## Start The input

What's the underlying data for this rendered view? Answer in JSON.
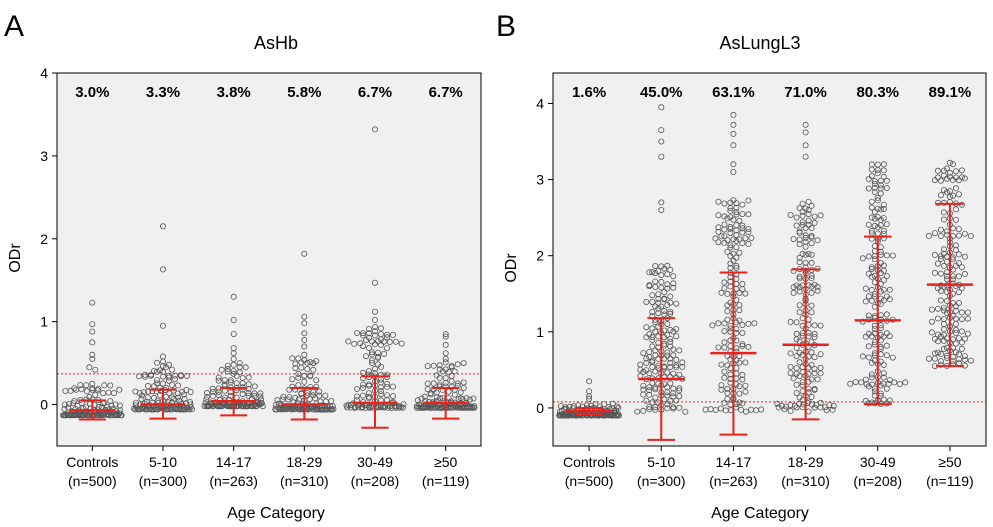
{
  "chart_data": [
    {
      "type": "scatter",
      "panel_label": "A",
      "title": "AsHb",
      "ylabel": "ODr",
      "xlabel": "Age Category",
      "ylim": [
        -0.5,
        4
      ],
      "yticks": [
        "0",
        "1",
        "2",
        "3",
        "4"
      ],
      "cutoff": 0.37,
      "grid": false,
      "categories": [
        {
          "name": "Controls",
          "n": "(n=500)",
          "percent": "3.0%",
          "mean": -0.07,
          "sd_low": -0.18,
          "sd_high": 0.05,
          "sample_max": 1.23,
          "extra_points": [
            1.23,
            0.97,
            0.88,
            0.75,
            0.6,
            0.55,
            0.45,
            0.42
          ]
        },
        {
          "name": "5-10",
          "n": "(n=300)",
          "percent": "3.3%",
          "mean": 0.0,
          "sd_low": -0.17,
          "sd_high": 0.18,
          "sample_max": 2.15,
          "extra_points": [
            2.15,
            1.63,
            0.95,
            0.58,
            0.52,
            0.48,
            0.45,
            0.42
          ]
        },
        {
          "name": "14-17",
          "n": "(n=263)",
          "percent": "3.8%",
          "mean": 0.04,
          "sd_low": -0.13,
          "sd_high": 0.2,
          "sample_max": 1.3,
          "extra_points": [
            1.3,
            1.02,
            0.85,
            0.68,
            0.62,
            0.55,
            0.5,
            0.45
          ]
        },
        {
          "name": "18-29",
          "n": "(n=310)",
          "percent": "5.8%",
          "mean": 0.0,
          "sd_low": -0.18,
          "sd_high": 0.2,
          "sample_max": 1.82,
          "extra_points": [
            1.82,
            1.06,
            0.98,
            0.86,
            0.78,
            0.7,
            0.6,
            0.5
          ]
        },
        {
          "name": "30-49",
          "n": "(n=208)",
          "percent": "6.7%",
          "mean": 0.02,
          "sd_low": -0.28,
          "sd_high": 0.34,
          "sample_max": 3.32,
          "extra_points": [
            3.32,
            1.47,
            1.12,
            1.02,
            0.92,
            0.84,
            0.72,
            0.68
          ]
        },
        {
          "name": "≥50",
          "n": "(n=119)",
          "percent": "6.7%",
          "mean": 0.02,
          "sd_low": -0.17,
          "sd_high": 0.2,
          "sample_max": 0.85,
          "extra_points": [
            0.85,
            0.82,
            0.72,
            0.62,
            0.55,
            0.5,
            0.45,
            0.4
          ]
        }
      ]
    },
    {
      "type": "scatter",
      "panel_label": "B",
      "title": "AsLungL3",
      "ylabel": "ODr",
      "xlabel": "Age Category",
      "ylim": [
        -0.5,
        4.4
      ],
      "yticks": [
        "0",
        "1",
        "2",
        "3",
        "4"
      ],
      "cutoff": 0.08,
      "grid": false,
      "categories": [
        {
          "name": "Controls",
          "n": "(n=500)",
          "percent": "1.6%",
          "mean": -0.04,
          "sd_low": -0.08,
          "sd_high": 0.0,
          "sample_max": 0.35,
          "extra_points": [
            0.35,
            0.22,
            0.15,
            0.12
          ]
        },
        {
          "name": "5-10",
          "n": "(n=300)",
          "percent": "45.0%",
          "mean": 0.38,
          "sd_low": -0.42,
          "sd_high": 1.18,
          "sample_max": 3.95,
          "extra_points": [
            3.95,
            3.65,
            3.5,
            3.3,
            2.7,
            2.6
          ]
        },
        {
          "name": "14-17",
          "n": "(n=263)",
          "percent": "63.1%",
          "mean": 0.72,
          "sd_low": -0.35,
          "sd_high": 1.78,
          "sample_max": 3.85,
          "extra_points": [
            3.85,
            3.72,
            3.6,
            3.45,
            3.2,
            3.1
          ]
        },
        {
          "name": "18-29",
          "n": "(n=310)",
          "percent": "71.0%",
          "mean": 0.83,
          "sd_low": -0.15,
          "sd_high": 1.82,
          "sample_max": 3.72,
          "extra_points": [
            3.72,
            3.62,
            3.45,
            3.3
          ]
        },
        {
          "name": "30-49",
          "n": "(n=208)",
          "percent": "80.3%",
          "mean": 1.15,
          "sd_low": 0.05,
          "sd_high": 2.25,
          "sample_max": 3.2,
          "extra_points": [
            3.2,
            3.12
          ]
        },
        {
          "name": "≥50",
          "n": "(n=119)",
          "percent": "89.1%",
          "mean": 1.62,
          "sd_low": 0.55,
          "sd_high": 2.68,
          "sample_max": 3.22,
          "extra_points": [
            3.22,
            3.12
          ]
        }
      ]
    }
  ],
  "colors": {
    "plot_background": "#f0f0f0",
    "points": "#555555",
    "error_bars": "#e8231e",
    "cutoff_line": "#e8231e"
  }
}
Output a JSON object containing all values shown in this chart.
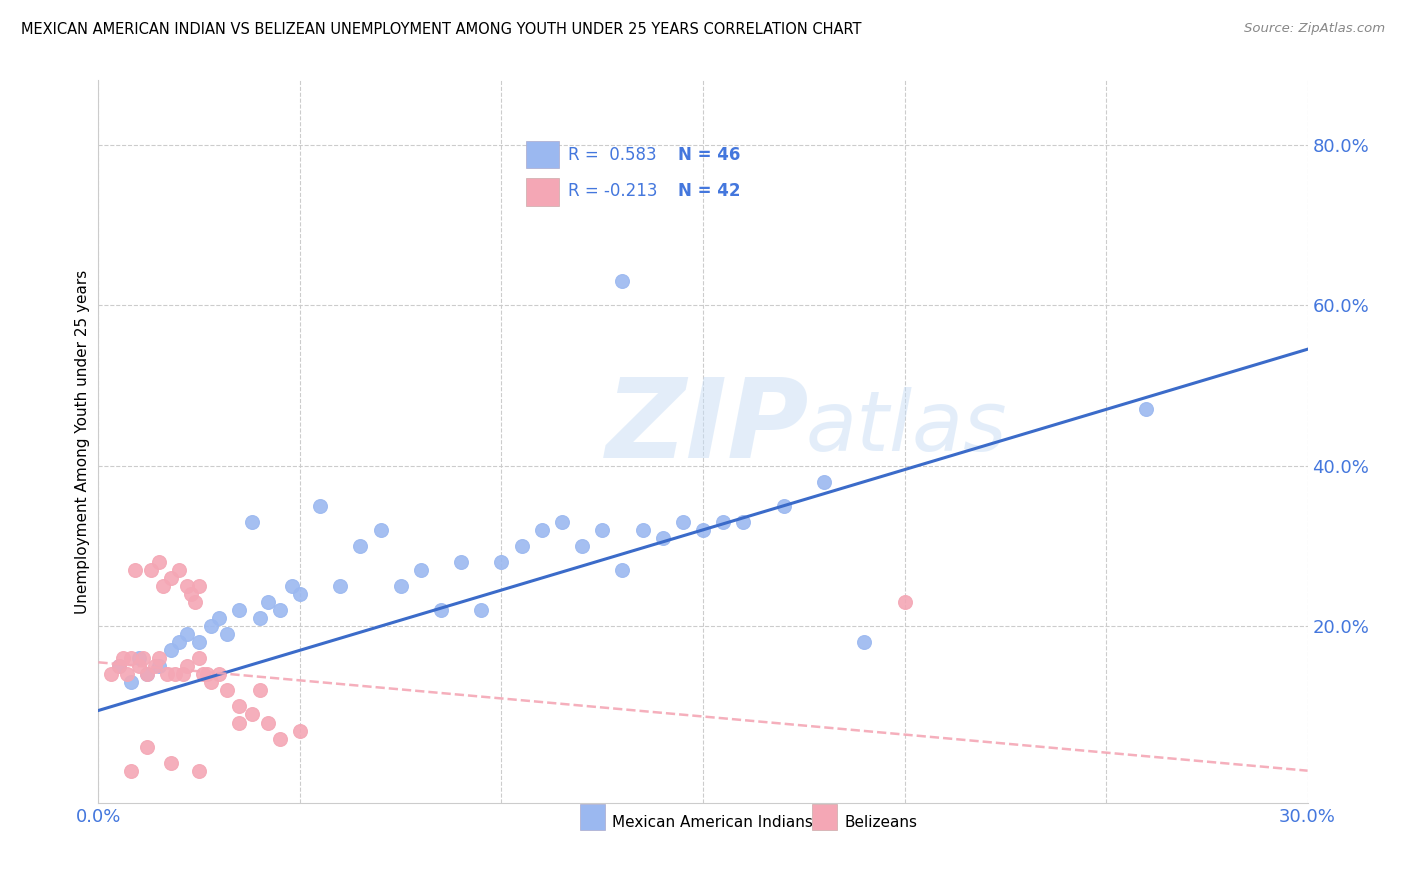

## End The input

- _Exercise directions_
From the records above, copy every line that holds the word "JSON".

- _The answer_
What's the underlying data for this rendered view? Answer in JSON.
Output a JSON object containing all values shown in this chart.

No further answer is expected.